SET TASK – Give an exact transcription of every line, dropping the images.

### EXTRACTED RECORDS ###

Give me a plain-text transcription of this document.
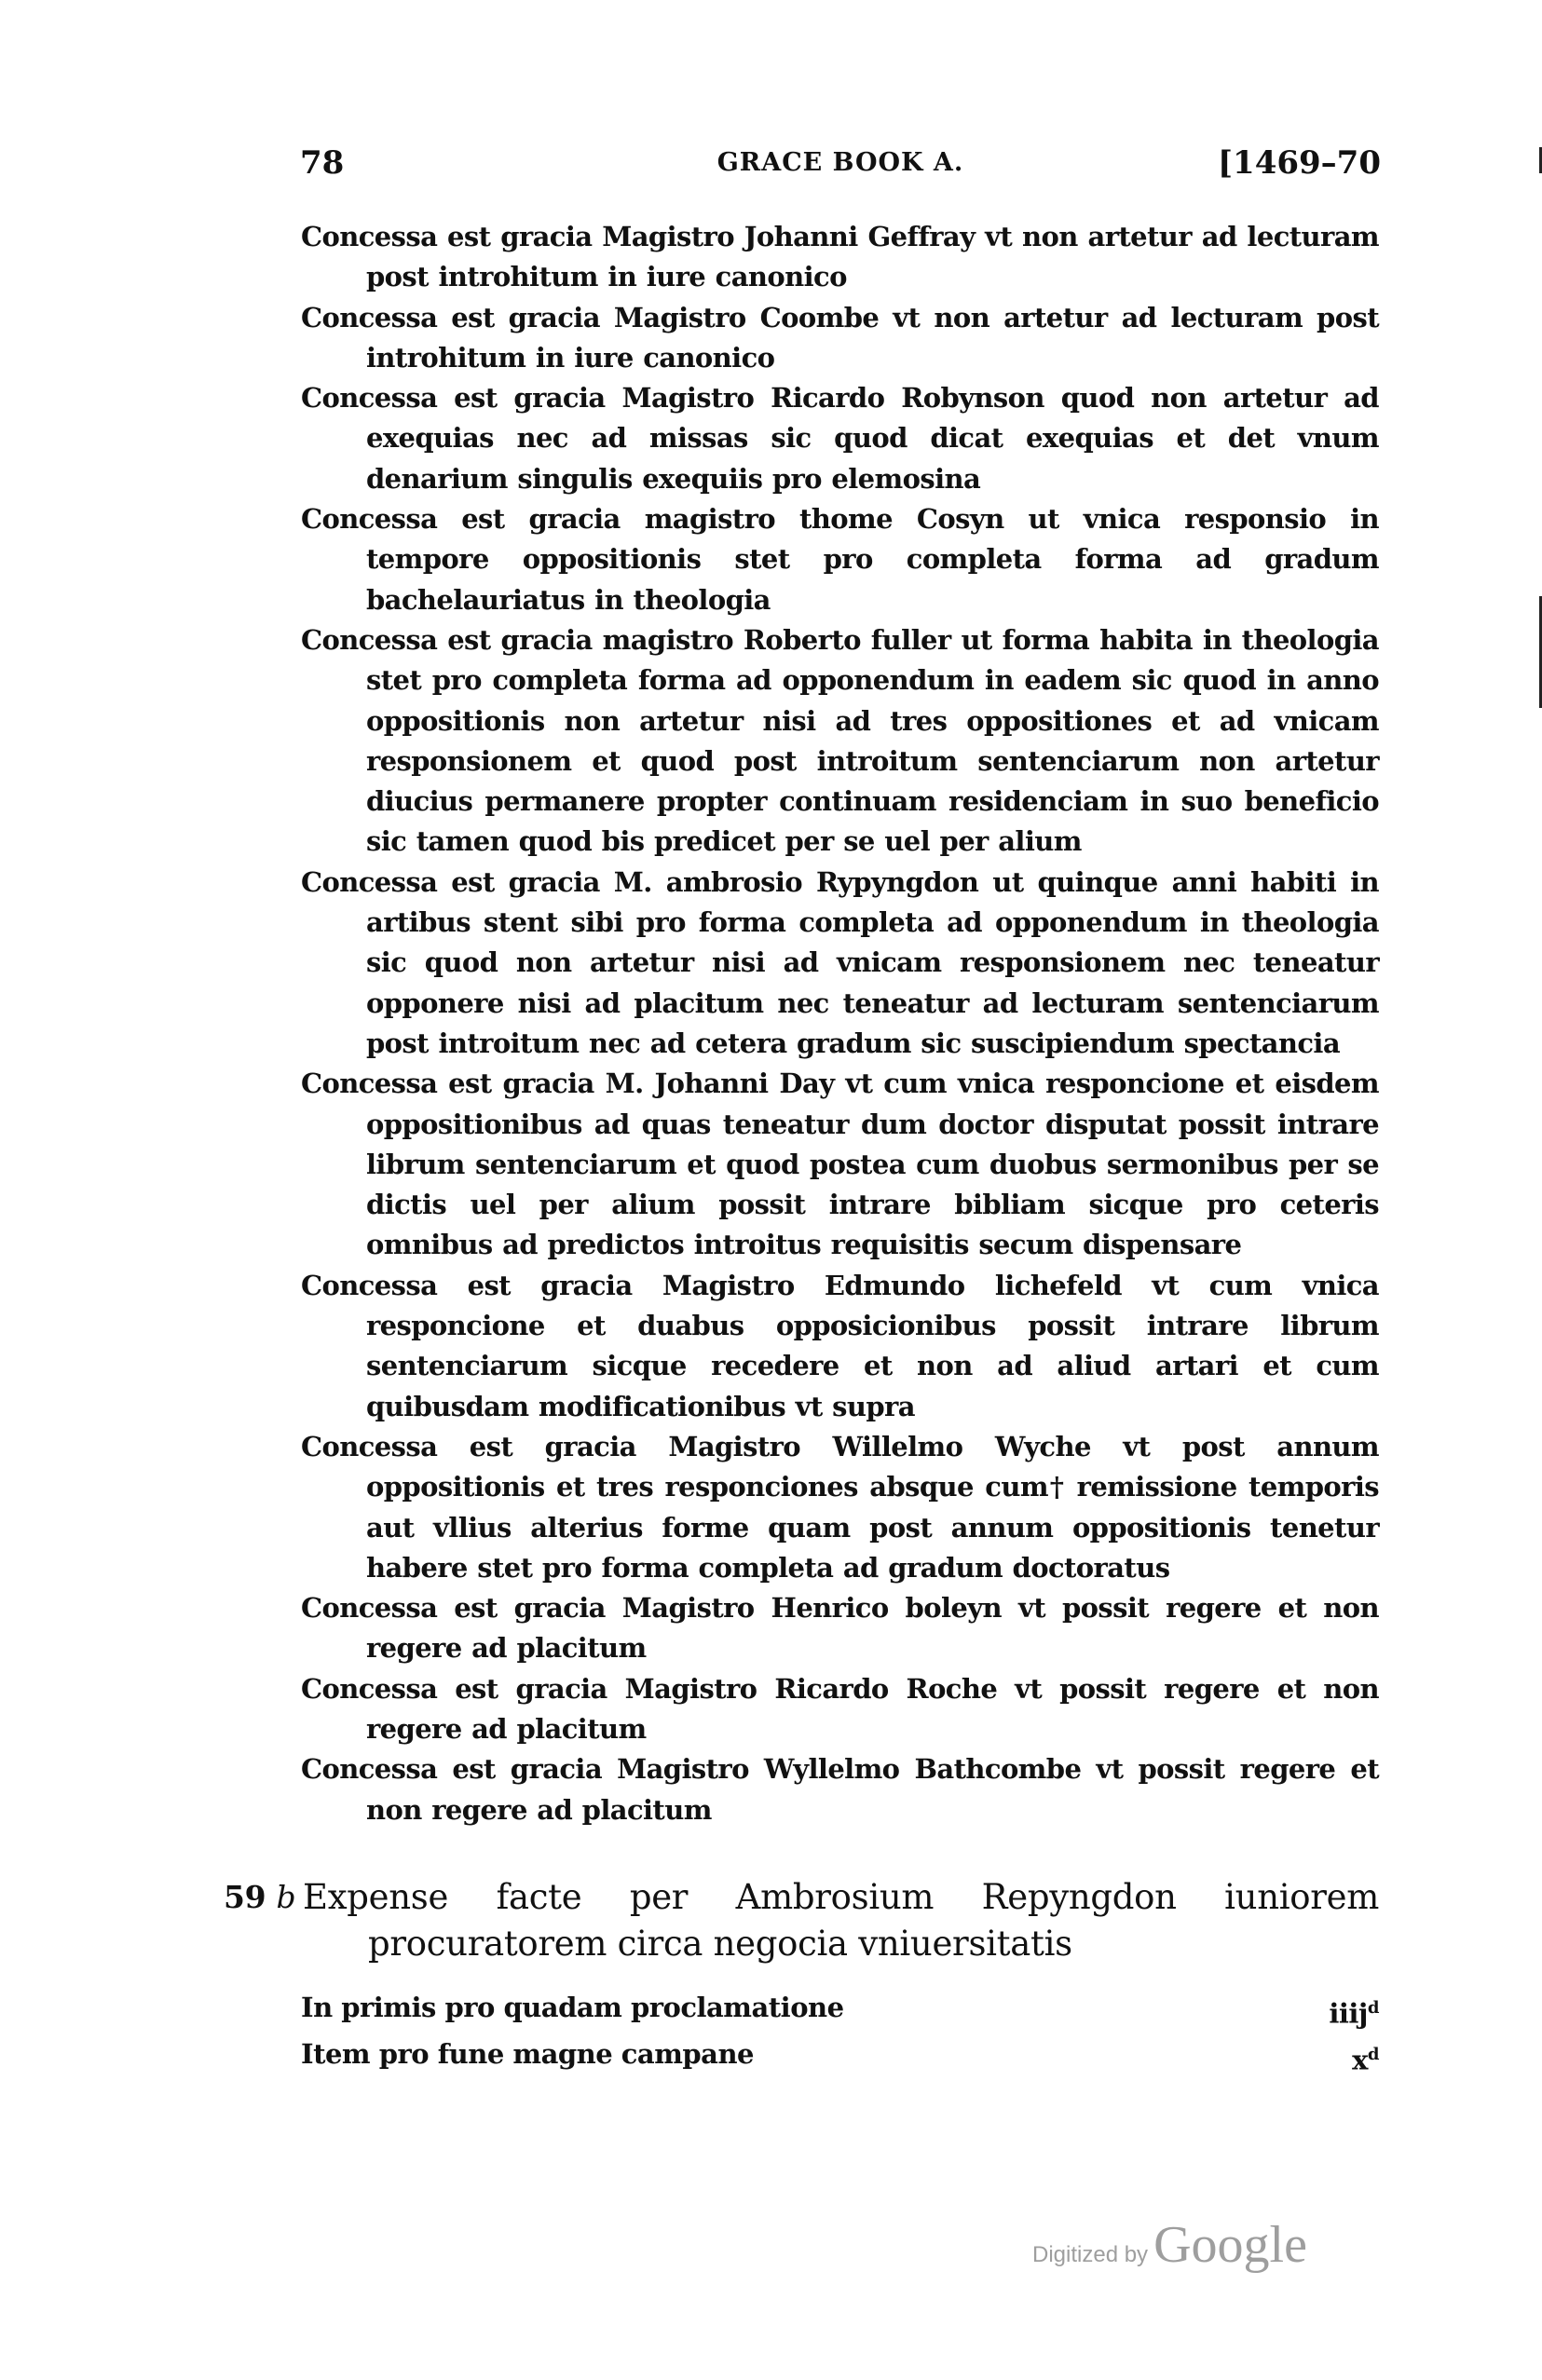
78	GRACE BOOK A.	[1469–70

Concessa est gracia Magistro Johanni Geffray vt non artetur ad lecturam post introhitum in iure canonico

Concessa est gracia Magistro Coombe vt non artetur ad lecturam post introhitum in iure canonico

Concessa est gracia Magistro Ricardo Robynson quod non artetur ad exequias nec ad missas sic quod dicat exequias et det vnum denarium singulis exequiis pro elemosina

Concessa est gracia magistro thome Cosyn ut vnica responsio in tempore oppositionis stet pro completa forma ad gradum bachelauriatus in theologia

Concessa est gracia magistro Roberto fuller ut forma habita in theologia stet pro completa forma ad opponendum in eadem sic quod in anno oppositionis non artetur nisi ad tres oppositiones et ad vnicam responsionem et quod post introitum sentenciarum non artetur diucius permanere propter continuam residenciam in suo beneficio sic tamen quod bis predicet per se uel per alium

Concessa est gracia M. ambrosio Rypyngdon ut quinque anni habiti in artibus stent sibi pro forma completa ad opponendum in theologia sic quod non artetur nisi ad vnicam responsionem nec teneatur opponere nisi ad placitum nec teneatur ad lecturam sentenciarum post introitum nec ad cetera gradum sic suscipiendum spectancia

Concessa est gracia M. Johanni Day vt cum vnica responcione et eisdem oppositionibus ad quas teneatur dum doctor disputat possit intrare librum sentenciarum et quod postea cum duobus sermonibus per se dictis uel per alium possit intrare bibliam sicque pro ceteris omnibus ad predictos introitus requisitis secum dispensare

Concessa est gracia Magistro Edmundo lichefeld vt cum vnica responcione et duabus opposicionibus possit intrare librum sentenciarum sicque recedere et non ad aliud artari et cum quibusdam modificationibus vt supra

Concessa est gracia Magistro Willelmo Wyche vt post annum oppositionis et tres responciones absque cum† remissione temporis aut vllius alterius forme quam post annum oppositionis tenetur habere stet pro forma completa ad gradum doctoratus

Concessa est gracia Magistro Henrico boleyn vt possit regere et non regere ad placitum

Concessa est gracia Magistro Ricardo Roche vt possit regere et non regere ad placitum

Concessa est gracia Magistro Wyllelmo Bathcombe vt possit regere et non regere ad placitum

59 b Expense facte per Ambrosium Repyngdon iuniorem procuratorem circa negocia vniuersitatis
In primis pro quadam proclamatione	iiij$^d$
Item pro fune magne campane	$x^d$
Digitized by Google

###

SOLUTION –
Give me a plain-text transcription of this document.
78	GRACE BOOK A.	[1469–70

Concessa est gracia Magistro Johanni Geffray vt non artetur ad lecturam post introhitum in iure canonico

Concessa est gracia Magistro Coombe vt non artetur ad lecturam post introhitum in iure canonico

Concessa est gracia Magistro Ricardo Robynson quod non artetur ad exequias nec ad missas sic quod dicat exequias et det vnum denarium singulis exequiis pro elemosina

Concessa est gracia magistro thome Cosyn ut vnica responsio in tempore oppositionis stet pro completa forma ad gradum bachelauriatus in theologia

Concessa est gracia magistro Roberto fuller ut forma habita in theologia stet pro completa forma ad opponendum in eadem sic quod in anno oppositionis non artetur nisi ad tres oppositiones et ad vnicam responsionem et quod post introitum sentenciarum non artetur diucius permanere propter continuam residenciam in suo beneficio sic tamen quod bis predicet per se uel per alium

Concessa est gracia M. ambrosio Rypyngdon ut quinque anni habiti in artibus stent sibi pro forma completa ad opponendum in theologia sic quod non artetur nisi ad vnicam responsionem nec teneatur opponere nisi ad placitum nec teneatur ad lecturam sentenciarum post introitum nec ad cetera gradum sic suscipiendum spectancia

Concessa est gracia M. Johanni Day vt cum vnica responcione et eisdem oppositionibus ad quas teneatur dum doctor disputat possit intrare librum sentenciarum et quod postea cum duobus sermonibus per se dictis uel per alium possit intrare bibliam sicque pro ceteris omnibus ad predictos introitus requisitis secum dispensare

Concessa est gracia Magistro Edmundo lichefeld vt cum vnica responcione et duabus opposicionibus possit intrare librum sentenciarum sicque recedere et non ad aliud artari et cum quibusdam modificationibus vt supra

Concessa est gracia Magistro Willelmo Wyche vt post annum oppositionis et tres responciones absque cum† remissione temporis aut vllius alterius forme quam post annum oppositionis tenetur habere stet pro forma completa ad gradum doctoratus

Concessa est gracia Magistro Henrico boleyn vt possit regere et non regere ad placitum

Concessa est gracia Magistro Ricardo Roche vt possit regere et non regere ad placitum

Concessa est gracia Magistro Wyllelmo Bathcombe vt possit regere et non regere ad placitum

59 b Expense facte per Ambrosium Repyngdon iuniorem procuratorem circa negocia vniuersitatis
In primis pro quadam proclamatione	iiij$^d$
Item pro fune magne campane	$x^d$
Digitized by Google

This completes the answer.